*GOAL:*
Give every entry again, word for word and in full.

============

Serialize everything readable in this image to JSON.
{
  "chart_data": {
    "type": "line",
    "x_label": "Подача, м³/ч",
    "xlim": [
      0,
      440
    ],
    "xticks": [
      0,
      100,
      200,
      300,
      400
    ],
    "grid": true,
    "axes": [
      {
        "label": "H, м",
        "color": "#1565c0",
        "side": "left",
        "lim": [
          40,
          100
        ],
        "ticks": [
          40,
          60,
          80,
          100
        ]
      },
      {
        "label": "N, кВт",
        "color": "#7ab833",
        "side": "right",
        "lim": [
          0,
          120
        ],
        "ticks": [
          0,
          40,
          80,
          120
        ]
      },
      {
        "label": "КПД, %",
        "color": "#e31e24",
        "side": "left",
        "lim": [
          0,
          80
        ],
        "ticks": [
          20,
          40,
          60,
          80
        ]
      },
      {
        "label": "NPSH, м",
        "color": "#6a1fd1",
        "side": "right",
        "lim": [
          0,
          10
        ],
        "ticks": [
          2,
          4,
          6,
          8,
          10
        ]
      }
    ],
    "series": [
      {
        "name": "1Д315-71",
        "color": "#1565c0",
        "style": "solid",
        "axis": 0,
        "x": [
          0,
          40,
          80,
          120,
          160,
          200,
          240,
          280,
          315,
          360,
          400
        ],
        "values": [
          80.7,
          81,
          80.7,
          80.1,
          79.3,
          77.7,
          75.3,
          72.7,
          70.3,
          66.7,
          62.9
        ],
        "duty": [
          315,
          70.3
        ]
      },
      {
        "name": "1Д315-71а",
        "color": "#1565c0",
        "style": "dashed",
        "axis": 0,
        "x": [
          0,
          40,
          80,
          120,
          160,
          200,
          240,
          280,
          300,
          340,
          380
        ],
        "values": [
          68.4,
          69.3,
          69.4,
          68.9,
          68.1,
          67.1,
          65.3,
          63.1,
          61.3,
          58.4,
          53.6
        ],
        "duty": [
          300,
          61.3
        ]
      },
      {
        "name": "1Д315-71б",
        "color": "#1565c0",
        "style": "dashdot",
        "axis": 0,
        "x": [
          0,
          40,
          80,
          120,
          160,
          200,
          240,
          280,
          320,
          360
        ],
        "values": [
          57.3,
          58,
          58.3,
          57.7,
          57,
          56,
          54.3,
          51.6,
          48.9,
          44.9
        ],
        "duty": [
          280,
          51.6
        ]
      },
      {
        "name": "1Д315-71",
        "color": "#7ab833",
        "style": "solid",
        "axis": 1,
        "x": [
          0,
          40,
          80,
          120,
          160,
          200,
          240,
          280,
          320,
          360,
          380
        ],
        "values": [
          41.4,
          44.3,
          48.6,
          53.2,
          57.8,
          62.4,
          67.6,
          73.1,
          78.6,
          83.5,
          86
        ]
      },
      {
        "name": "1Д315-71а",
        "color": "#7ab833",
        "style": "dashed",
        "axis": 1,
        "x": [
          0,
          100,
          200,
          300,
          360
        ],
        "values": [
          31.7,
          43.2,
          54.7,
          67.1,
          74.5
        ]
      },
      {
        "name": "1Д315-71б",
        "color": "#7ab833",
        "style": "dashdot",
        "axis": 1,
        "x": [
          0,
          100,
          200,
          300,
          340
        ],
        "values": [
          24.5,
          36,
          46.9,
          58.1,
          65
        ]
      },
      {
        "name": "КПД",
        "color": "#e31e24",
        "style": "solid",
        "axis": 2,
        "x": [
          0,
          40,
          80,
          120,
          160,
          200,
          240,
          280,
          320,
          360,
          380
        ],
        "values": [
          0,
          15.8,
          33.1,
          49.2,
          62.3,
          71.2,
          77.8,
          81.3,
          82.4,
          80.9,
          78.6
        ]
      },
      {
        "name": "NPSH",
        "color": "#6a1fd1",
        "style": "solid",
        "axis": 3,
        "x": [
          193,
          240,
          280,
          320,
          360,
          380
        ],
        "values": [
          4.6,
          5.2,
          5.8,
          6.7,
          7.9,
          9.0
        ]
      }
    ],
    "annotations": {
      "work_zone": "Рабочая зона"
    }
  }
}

============

*FINISHED EXERCISE:*
Serialize everything readable in this image to JSON.
{
  "chart_data": {
    "type": "line",
    "x_label": "Подача, м³/ч",
    "xlim": [
      0,
      440
    ],
    "xticks": [
      0,
      100,
      200,
      300,
      400
    ],
    "grid": true,
    "axes": [
      {
        "label": "H, м",
        "color": "#1565c0",
        "side": "left",
        "lim": [
          40,
          100
        ],
        "ticks": [
          40,
          60,
          80,
          100
        ]
      },
      {
        "label": "N, кВт",
        "color": "#7ab833",
        "side": "right",
        "lim": [
          0,
          120
        ],
        "ticks": [
          0,
          40,
          80,
          120
        ]
      },
      {
        "label": "КПД, %",
        "color": "#e31e24",
        "side": "left",
        "lim": [
          0,
          80
        ],
        "ticks": [
          20,
          40,
          60,
          80
        ]
      },
      {
        "label": "NPSH, м",
        "color": "#6a1fd1",
        "side": "right",
        "lim": [
          0,
          10
        ],
        "ticks": [
          2,
          4,
          6,
          8,
          10
        ]
      }
    ],
    "series": [
      {
        "name": "1Д315-71",
        "color": "#1565c0",
        "style": "solid",
        "axis": 0,
        "x": [
          0,
          40,
          80,
          120,
          160,
          200,
          240,
          280,
          315,
          360,
          400
        ],
        "values": [
          80.7,
          81,
          80.7,
          80.1,
          79.3,
          77.7,
          75.3,
          72.7,
          70.3,
          66.7,
          62.9
        ],
        "duty": [
          315,
          70.3
        ]
      },
      {
        "name": "1Д315-71а",
        "color": "#1565c0",
        "style": "dashed",
        "axis": 0,
        "x": [
          0,
          40,
          80,
          120,
          160,
          200,
          240,
          280,
          300,
          340,
          380
        ],
        "values": [
          68.4,
          69.3,
          69.4,
          68.9,
          68.1,
          67.1,
          65.3,
          63.1,
          61.3,
          58.4,
          53.6
        ],
        "duty": [
          300,
          61.3
        ]
      },
      {
        "name": "1Д315-71б",
        "color": "#1565c0",
        "style": "dashdot",
        "axis": 0,
        "x": [
          0,
          40,
          80,
          120,
          160,
          200,
          240,
          280,
          320,
          360
        ],
        "values": [
          57.3,
          58,
          58.3,
          57.7,
          57,
          56,
          54.3,
          51.6,
          48.9,
          44.9
        ],
        "duty": [
          280,
          51.6
        ]
      },
      {
        "name": "1Д315-71",
        "color": "#7ab833",
        "style": "solid",
        "axis": 1,
        "x": [
          0,
          40,
          80,
          120,
          160,
          200,
          240,
          280,
          320,
          360,
          380
        ],
        "values": [
          41.4,
          44.3,
          48.6,
          53.2,
          57.8,
          62.4,
          67.6,
          73.1,
          78.6,
          83.5,
          86
        ]
      },
      {
        "name": "1Д315-71а",
        "color": "#7ab833",
        "style": "dashed",
        "axis": 1,
        "x": [
          0,
          100,
          200,
          300,
          360
        ],
        "values": [
          31.7,
          43.2,
          54.7,
          67.1,
          74.5
        ]
      },
      {
        "name": "1Д315-71б",
        "color": "#7ab833",
        "style": "dashdot",
        "axis": 1,
        "x": [
          0,
          100,
          200,
          300,
          340
        ],
        "values": [
          24.5,
          36,
          46.9,
          58.1,
          65
        ]
      },
      {
        "name": "КПД",
        "color": "#e31e24",
        "style": "solid",
        "axis": 2,
        "x": [
          0,
          40,
          80,
          120,
          160,
          200,
          240,
          280,
          320,
          360,
          380
        ],
        "values": [
          0,
          15.8,
          33.1,
          49.2,
          62.3,
          71.2,
          77.8,
          81.3,
          82.4,
          80.9,
          78.6
        ]
      },
      {
        "name": "NPSH",
        "color": "#6a1fd1",
        "style": "solid",
        "axis": 3,
        "x": [
          193,
          240,
          280,
          320,
          360,
          380
        ],
        "values": [
          4.6,
          5.2,
          5.8,
          6.7,
          7.9,
          9.0
        ]
      }
    ],
    "annotations": {
      "work_zone": "Рабочая зона"
    }
  }
}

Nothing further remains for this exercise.